The problem> Show all lines holding the string "ffffff".

Records from a collection of figures:
------------------------------------------------

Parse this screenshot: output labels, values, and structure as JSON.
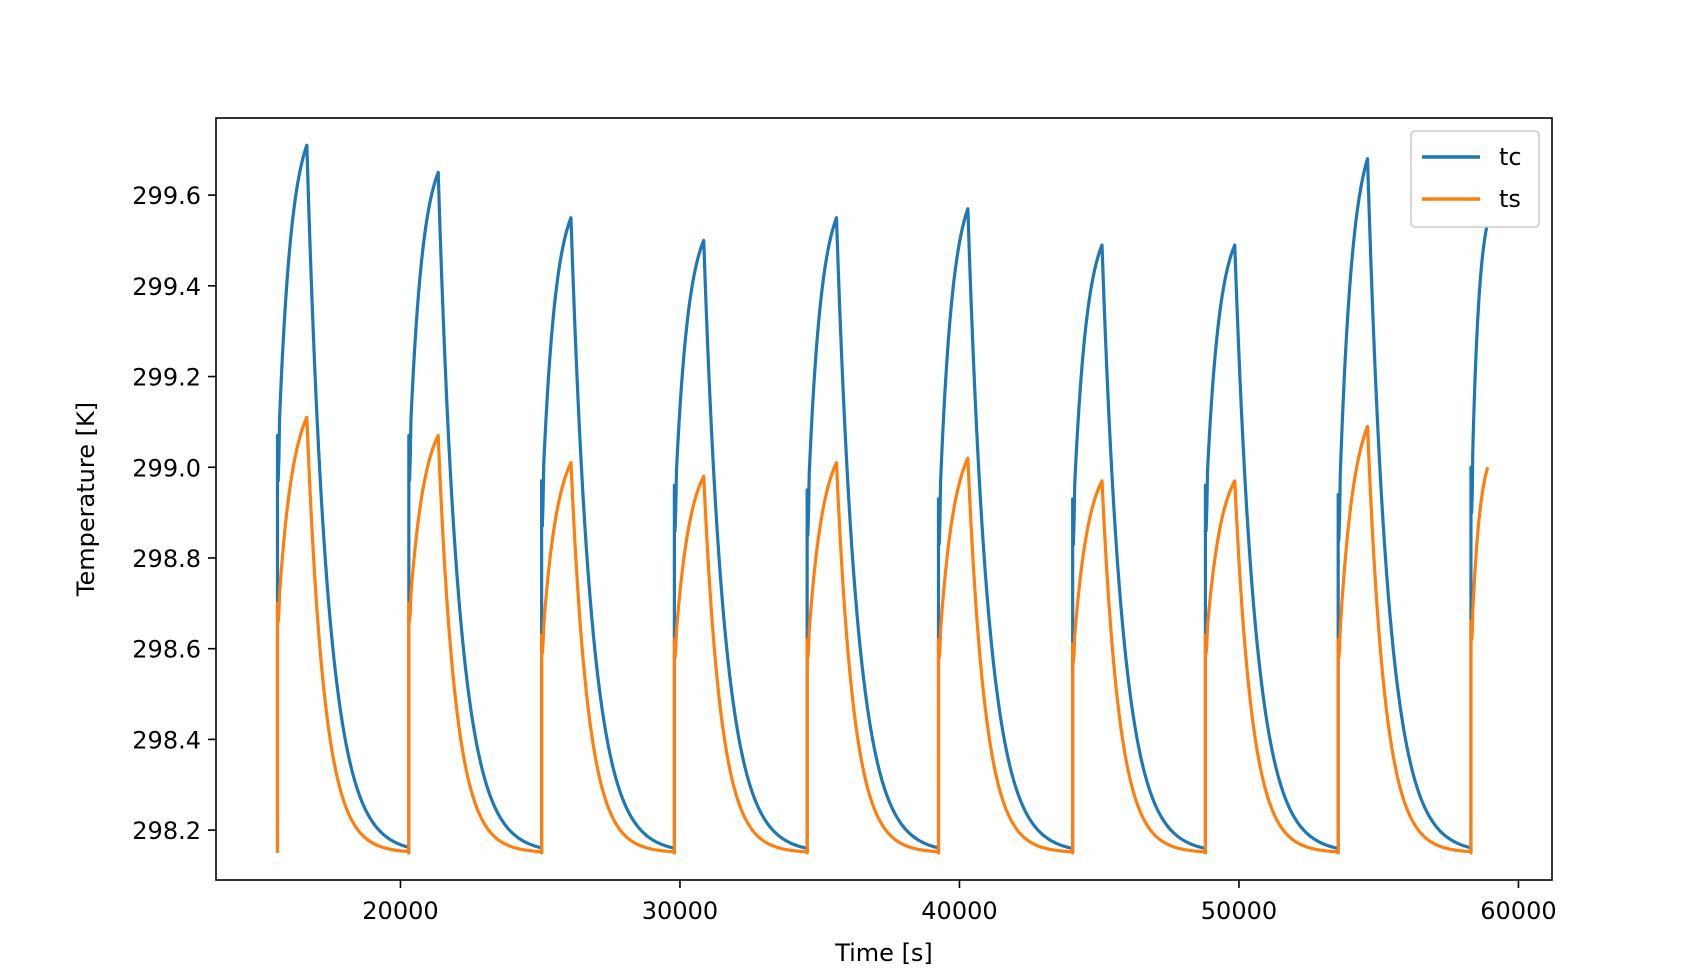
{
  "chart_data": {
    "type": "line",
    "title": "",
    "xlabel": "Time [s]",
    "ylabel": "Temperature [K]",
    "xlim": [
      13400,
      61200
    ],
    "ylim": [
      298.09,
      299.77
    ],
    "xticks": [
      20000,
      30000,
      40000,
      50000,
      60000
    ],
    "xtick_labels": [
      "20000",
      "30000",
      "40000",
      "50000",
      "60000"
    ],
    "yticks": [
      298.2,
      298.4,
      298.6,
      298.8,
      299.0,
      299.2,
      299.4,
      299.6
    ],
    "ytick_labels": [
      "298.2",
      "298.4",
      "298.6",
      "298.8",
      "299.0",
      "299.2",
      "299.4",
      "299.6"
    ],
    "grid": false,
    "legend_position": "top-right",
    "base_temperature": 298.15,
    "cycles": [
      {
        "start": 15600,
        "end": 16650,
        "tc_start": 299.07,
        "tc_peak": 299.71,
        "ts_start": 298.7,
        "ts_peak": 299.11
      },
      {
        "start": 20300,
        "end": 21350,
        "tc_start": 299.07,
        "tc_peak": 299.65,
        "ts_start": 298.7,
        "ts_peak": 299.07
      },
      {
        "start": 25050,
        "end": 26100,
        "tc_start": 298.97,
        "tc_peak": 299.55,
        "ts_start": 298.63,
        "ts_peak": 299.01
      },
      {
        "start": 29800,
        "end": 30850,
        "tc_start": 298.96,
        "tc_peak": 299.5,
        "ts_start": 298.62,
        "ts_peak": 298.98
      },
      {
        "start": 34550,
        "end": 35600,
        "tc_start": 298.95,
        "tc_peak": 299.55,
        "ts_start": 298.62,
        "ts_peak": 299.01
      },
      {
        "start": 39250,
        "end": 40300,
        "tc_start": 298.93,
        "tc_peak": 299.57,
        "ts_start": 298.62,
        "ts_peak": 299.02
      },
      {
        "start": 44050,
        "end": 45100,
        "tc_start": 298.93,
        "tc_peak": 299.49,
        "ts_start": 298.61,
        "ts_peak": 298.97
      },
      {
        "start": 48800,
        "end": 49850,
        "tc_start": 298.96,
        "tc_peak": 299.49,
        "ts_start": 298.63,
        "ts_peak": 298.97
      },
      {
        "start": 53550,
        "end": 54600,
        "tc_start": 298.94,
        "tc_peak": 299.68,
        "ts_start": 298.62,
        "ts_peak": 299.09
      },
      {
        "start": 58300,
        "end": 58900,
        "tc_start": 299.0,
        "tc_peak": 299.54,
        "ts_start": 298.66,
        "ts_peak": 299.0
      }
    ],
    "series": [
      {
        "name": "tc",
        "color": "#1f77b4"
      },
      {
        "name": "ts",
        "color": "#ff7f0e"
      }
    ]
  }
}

------------------------------------------------

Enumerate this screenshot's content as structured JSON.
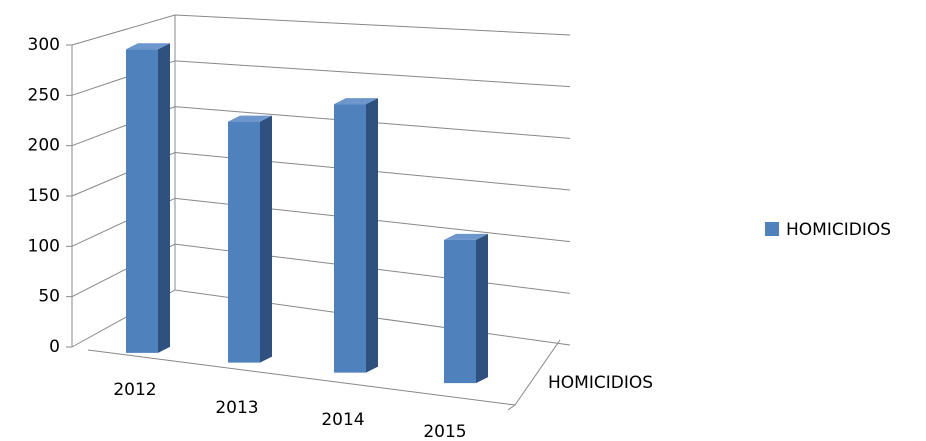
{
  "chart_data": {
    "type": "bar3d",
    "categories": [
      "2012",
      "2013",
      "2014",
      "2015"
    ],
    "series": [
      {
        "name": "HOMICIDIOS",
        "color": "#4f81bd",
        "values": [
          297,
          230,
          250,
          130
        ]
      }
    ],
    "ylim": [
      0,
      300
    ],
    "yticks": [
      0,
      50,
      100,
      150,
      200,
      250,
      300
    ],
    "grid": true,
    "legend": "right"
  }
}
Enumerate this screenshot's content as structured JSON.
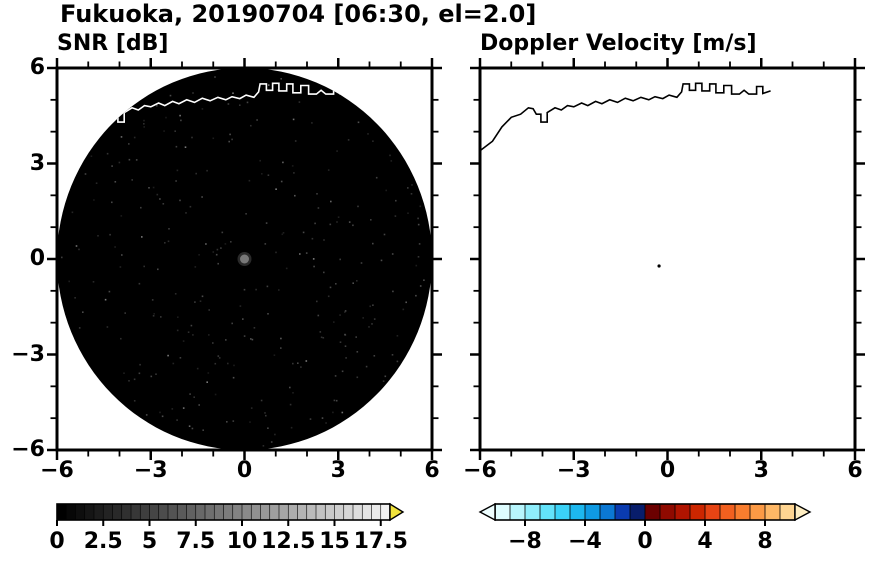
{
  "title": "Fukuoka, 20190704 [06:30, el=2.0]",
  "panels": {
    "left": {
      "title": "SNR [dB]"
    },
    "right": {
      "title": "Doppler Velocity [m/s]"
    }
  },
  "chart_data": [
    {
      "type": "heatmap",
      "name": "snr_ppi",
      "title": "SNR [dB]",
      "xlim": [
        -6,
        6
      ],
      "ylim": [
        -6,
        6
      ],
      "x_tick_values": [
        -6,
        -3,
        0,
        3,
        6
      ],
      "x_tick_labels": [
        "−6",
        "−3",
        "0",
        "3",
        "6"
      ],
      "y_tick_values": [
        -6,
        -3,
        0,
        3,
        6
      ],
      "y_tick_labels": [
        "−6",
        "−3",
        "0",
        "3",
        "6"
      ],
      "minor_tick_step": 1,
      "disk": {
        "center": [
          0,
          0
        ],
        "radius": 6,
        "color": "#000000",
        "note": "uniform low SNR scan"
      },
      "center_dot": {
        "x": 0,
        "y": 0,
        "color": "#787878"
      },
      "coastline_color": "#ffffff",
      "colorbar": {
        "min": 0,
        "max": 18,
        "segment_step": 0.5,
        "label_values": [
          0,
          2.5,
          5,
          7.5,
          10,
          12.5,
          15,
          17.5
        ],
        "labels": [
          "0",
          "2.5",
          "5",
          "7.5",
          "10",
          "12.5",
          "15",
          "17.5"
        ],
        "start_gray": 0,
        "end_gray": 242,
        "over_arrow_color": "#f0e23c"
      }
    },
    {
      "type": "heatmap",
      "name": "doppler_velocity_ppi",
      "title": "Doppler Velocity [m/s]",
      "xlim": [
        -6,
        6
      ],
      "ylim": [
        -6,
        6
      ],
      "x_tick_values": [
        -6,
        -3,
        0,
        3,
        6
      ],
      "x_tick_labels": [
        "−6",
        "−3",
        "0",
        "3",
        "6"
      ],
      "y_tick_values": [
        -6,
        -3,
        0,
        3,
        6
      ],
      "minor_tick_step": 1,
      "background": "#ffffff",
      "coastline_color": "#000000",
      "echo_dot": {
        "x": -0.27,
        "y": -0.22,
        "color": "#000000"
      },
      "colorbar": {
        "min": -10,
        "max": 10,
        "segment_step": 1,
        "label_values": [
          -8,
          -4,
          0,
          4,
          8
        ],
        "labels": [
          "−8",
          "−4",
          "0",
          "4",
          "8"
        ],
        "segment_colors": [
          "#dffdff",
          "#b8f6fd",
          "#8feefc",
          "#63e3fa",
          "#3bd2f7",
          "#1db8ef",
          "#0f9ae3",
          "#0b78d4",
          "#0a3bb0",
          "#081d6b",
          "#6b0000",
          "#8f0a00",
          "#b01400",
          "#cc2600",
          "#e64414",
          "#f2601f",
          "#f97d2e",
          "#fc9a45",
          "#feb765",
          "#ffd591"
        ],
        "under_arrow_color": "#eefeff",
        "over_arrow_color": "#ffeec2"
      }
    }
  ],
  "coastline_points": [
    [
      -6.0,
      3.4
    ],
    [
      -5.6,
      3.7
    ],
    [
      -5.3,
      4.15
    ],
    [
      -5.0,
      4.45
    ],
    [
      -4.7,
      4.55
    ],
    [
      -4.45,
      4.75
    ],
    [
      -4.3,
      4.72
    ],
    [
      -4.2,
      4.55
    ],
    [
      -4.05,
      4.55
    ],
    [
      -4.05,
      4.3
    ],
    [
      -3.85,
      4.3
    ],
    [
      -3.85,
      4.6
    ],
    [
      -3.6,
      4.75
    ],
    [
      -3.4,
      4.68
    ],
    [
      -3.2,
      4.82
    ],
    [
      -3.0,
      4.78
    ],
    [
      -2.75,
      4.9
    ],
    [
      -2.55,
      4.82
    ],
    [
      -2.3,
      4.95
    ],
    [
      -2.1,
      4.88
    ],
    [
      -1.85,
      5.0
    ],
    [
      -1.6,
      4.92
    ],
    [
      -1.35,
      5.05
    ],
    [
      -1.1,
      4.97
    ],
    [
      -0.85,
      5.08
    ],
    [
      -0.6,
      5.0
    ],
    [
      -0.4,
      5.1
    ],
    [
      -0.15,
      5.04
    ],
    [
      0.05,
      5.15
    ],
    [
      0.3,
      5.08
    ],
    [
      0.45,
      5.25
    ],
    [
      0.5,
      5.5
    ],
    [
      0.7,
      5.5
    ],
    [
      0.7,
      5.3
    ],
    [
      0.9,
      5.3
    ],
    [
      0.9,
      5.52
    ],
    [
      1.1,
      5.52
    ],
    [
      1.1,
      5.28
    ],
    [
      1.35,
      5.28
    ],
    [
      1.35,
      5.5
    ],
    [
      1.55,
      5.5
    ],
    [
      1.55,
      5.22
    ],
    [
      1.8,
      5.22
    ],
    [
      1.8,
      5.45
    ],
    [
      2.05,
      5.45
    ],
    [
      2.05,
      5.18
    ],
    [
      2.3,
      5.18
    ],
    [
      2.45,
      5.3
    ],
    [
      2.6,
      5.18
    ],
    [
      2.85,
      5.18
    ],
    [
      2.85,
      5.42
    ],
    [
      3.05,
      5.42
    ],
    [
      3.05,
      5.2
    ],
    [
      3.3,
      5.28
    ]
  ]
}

------------------------------------------------

Answer below>
      "coastline_color": "#ffffff",
      "background": "#ffffff",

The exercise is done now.